» **Required work**:
Lift out all lines below that contain "name".

» **Information provided**:
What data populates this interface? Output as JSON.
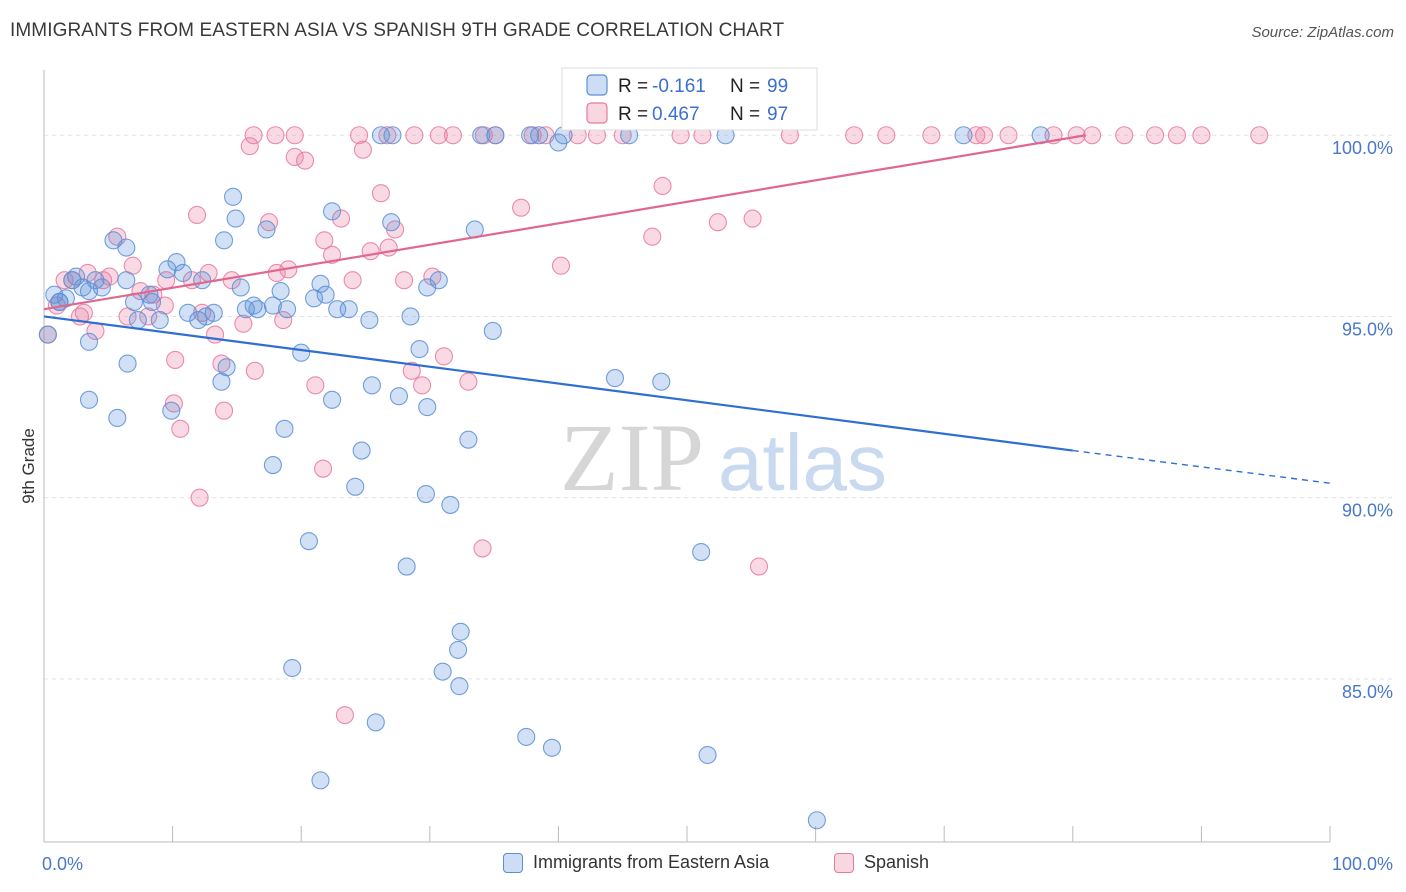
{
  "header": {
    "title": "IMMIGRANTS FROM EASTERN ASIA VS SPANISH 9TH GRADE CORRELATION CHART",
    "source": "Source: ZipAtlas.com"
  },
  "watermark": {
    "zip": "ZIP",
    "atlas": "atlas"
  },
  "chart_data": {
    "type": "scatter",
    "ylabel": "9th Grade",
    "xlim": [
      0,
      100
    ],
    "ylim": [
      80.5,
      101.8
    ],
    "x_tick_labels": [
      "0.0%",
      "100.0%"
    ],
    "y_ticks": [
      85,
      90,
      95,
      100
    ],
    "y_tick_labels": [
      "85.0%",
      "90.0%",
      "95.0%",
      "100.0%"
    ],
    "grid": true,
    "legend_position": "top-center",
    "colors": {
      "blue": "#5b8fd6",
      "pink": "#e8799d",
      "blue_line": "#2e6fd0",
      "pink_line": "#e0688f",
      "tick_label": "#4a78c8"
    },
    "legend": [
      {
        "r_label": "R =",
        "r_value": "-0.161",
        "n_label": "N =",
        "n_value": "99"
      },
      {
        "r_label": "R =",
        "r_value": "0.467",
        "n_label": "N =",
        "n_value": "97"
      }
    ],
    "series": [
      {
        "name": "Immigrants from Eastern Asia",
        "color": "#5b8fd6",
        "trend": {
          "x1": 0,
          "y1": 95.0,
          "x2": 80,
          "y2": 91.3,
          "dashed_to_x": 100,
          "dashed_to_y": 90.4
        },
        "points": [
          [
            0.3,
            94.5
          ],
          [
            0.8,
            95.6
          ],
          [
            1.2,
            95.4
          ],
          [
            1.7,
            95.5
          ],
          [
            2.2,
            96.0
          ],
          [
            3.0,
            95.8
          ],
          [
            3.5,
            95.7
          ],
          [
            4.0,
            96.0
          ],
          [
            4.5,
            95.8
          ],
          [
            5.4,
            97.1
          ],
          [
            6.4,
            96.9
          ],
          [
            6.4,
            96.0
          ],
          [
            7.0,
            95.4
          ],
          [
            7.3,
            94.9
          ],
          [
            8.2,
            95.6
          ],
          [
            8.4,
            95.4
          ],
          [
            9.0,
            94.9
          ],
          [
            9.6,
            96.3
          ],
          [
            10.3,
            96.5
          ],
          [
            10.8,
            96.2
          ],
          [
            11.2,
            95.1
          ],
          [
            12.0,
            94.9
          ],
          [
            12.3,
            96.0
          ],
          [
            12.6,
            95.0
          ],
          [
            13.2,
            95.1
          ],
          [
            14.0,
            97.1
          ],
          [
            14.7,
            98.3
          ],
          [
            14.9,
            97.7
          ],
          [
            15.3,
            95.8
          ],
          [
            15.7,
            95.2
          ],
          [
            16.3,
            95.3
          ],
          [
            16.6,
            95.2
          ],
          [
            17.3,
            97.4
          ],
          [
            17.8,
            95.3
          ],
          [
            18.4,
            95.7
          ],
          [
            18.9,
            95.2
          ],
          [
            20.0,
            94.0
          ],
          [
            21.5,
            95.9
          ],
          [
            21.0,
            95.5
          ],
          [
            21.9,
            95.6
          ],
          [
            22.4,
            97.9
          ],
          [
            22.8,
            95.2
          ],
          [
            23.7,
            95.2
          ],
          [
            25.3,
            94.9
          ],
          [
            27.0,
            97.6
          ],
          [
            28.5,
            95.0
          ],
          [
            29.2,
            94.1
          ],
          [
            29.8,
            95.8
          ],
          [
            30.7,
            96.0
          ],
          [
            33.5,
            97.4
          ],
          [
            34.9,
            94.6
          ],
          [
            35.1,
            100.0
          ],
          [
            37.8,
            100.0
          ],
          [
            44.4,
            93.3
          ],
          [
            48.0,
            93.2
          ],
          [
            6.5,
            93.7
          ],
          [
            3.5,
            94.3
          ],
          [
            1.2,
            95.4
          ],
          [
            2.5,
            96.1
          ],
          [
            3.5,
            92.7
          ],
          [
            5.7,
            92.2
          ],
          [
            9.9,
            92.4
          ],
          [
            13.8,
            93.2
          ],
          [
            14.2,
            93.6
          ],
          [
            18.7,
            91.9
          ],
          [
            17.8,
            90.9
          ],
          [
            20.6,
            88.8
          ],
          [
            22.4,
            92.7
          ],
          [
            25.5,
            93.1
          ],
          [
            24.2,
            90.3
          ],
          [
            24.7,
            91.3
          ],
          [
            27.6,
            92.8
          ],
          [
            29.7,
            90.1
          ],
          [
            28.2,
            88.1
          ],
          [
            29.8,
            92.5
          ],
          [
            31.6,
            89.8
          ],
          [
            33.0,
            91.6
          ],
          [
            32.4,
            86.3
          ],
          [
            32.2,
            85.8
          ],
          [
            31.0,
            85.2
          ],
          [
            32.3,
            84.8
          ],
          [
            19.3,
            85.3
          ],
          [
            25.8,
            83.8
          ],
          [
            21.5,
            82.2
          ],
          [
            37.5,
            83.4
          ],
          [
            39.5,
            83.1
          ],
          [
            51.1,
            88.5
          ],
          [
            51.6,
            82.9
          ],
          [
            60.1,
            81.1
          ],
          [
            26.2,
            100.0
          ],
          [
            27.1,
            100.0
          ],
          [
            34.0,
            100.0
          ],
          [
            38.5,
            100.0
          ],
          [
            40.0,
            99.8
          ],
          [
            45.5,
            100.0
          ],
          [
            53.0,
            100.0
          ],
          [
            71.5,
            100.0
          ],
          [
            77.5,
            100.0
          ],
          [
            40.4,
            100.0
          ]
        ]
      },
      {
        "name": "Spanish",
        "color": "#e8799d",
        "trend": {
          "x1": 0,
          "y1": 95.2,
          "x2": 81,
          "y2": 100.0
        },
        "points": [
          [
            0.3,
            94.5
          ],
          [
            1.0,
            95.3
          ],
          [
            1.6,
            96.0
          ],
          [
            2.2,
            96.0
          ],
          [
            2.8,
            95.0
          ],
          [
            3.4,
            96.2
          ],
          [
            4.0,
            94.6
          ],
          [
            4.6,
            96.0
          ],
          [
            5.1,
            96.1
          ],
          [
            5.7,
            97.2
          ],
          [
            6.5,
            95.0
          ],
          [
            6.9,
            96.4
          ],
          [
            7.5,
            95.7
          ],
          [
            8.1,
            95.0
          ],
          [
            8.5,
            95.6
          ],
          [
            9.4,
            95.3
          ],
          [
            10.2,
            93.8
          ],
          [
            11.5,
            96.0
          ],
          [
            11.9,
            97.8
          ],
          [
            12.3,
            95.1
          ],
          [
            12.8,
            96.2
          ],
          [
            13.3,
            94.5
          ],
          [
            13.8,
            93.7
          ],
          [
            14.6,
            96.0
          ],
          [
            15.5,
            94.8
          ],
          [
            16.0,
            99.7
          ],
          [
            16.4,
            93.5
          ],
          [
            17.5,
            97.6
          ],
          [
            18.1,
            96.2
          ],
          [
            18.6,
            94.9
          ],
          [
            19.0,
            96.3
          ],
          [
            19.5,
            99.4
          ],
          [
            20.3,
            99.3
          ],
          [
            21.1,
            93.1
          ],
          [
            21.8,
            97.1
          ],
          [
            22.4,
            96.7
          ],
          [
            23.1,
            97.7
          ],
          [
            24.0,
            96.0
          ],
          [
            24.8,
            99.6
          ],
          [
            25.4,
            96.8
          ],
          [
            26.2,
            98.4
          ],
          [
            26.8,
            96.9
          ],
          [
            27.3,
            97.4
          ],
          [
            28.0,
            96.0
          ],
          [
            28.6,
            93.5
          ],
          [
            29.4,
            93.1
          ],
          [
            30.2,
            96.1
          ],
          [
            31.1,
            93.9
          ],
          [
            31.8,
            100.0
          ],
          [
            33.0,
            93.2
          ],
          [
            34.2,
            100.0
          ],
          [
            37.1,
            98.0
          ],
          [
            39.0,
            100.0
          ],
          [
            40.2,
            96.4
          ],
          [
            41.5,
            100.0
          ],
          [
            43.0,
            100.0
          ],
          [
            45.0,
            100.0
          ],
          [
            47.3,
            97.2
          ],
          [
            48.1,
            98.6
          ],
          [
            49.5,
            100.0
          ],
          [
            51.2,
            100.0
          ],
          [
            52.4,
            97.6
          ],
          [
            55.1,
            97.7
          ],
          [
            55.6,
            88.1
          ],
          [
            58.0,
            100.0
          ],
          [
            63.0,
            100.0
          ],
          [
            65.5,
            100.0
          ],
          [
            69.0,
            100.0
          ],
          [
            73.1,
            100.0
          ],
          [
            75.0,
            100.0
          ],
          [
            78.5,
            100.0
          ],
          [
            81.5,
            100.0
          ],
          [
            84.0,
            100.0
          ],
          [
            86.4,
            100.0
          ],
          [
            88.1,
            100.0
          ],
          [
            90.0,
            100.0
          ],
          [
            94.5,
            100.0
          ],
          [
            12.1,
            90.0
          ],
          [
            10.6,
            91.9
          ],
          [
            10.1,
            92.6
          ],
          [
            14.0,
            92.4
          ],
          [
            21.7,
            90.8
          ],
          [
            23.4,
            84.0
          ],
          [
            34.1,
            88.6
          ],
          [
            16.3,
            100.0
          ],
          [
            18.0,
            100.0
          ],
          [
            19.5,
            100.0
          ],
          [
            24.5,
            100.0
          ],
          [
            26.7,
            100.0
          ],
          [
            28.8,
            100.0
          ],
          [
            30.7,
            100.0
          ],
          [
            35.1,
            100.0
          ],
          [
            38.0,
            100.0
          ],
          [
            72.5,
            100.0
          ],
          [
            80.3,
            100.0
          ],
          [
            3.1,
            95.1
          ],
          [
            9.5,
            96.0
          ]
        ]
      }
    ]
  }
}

» **Response to the task**:
        "name": "Immigrants from Eastern Asia",
        "name": "Spanish",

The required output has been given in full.